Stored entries
-------------------------

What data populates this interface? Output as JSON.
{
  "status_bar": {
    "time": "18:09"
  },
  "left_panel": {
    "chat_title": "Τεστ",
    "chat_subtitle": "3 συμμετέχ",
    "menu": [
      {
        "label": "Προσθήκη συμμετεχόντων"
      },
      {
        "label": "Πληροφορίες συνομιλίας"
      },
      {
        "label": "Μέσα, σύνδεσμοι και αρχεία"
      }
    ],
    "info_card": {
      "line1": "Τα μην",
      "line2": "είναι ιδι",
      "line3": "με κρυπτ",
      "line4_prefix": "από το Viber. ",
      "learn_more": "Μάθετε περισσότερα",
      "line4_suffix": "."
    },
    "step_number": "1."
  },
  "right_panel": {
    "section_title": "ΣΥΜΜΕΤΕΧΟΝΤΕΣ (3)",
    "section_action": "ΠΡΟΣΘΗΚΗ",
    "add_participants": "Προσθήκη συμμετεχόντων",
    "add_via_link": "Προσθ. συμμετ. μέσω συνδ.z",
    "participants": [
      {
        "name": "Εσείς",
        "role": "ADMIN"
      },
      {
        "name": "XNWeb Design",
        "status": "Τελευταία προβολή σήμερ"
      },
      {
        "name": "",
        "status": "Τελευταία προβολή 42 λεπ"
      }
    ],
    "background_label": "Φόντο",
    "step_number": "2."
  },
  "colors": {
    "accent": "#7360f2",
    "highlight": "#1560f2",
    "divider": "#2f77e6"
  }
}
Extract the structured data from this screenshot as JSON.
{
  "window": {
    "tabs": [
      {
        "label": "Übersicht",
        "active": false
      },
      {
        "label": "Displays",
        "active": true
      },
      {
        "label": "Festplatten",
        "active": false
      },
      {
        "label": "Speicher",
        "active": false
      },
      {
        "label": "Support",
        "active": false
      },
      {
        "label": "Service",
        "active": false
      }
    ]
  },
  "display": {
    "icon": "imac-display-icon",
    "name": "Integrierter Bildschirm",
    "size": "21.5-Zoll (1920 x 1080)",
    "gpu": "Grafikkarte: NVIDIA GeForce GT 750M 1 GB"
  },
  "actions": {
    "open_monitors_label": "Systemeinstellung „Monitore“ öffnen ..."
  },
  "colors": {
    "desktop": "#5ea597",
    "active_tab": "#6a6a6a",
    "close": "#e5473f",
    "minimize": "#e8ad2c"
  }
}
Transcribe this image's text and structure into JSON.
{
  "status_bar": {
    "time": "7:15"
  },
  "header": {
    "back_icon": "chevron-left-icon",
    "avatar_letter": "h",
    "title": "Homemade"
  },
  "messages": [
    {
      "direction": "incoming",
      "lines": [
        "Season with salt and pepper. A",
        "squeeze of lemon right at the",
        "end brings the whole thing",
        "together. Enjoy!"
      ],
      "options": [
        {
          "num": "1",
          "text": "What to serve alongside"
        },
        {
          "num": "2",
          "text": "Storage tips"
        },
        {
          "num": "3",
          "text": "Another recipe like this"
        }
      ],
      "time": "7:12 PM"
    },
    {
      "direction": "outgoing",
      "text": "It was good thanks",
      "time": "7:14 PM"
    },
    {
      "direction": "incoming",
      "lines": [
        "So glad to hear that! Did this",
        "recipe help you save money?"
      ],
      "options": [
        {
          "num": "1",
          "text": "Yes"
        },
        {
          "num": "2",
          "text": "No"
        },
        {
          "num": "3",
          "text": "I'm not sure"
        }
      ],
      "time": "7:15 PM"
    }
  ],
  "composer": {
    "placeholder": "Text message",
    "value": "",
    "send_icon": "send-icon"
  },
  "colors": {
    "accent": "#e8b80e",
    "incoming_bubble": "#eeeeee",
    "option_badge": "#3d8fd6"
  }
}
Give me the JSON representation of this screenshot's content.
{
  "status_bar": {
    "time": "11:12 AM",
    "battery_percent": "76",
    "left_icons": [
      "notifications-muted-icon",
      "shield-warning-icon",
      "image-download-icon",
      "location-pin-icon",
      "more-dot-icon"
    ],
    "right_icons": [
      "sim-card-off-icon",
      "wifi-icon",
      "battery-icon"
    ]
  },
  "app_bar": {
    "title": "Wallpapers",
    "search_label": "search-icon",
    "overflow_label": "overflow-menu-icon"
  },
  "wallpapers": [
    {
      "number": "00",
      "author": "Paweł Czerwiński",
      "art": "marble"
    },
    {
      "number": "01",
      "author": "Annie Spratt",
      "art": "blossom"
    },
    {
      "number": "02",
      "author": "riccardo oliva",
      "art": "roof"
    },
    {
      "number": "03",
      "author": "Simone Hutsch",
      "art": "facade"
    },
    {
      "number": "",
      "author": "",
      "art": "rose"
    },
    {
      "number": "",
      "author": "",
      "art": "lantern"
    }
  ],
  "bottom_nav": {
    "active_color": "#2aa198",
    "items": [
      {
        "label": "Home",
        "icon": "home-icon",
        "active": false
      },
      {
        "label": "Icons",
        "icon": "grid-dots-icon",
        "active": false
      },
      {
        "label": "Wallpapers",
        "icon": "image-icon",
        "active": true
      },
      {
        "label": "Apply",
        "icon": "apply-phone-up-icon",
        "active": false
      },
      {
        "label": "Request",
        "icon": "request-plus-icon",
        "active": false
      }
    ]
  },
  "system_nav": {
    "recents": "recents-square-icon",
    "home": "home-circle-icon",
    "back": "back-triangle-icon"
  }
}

-------------------------

[DIRECTIONS FOR THIS TASK]
Copy all lines from the material that hold "What".

[EXERCISE RESPONSE]
What data populates this interface? Output as JSON.
          "text": "What to serve alongside"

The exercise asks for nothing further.